-- Begin Material for this exercise --

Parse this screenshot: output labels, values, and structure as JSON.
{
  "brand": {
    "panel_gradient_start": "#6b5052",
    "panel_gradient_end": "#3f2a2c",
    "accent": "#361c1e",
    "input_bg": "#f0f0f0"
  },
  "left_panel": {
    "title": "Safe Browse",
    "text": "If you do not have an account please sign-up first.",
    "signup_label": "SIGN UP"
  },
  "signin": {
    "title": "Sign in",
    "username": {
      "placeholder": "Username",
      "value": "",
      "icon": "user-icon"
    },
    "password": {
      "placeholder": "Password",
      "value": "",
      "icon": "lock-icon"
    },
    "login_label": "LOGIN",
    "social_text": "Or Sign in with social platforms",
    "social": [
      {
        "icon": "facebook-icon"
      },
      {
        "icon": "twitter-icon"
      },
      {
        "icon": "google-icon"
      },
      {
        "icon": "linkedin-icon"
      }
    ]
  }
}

-- End Material for this exercise --

▶ Aim:
Scan the material above and determine how many lines include the word "social"; report only the number.

▶ The result:
2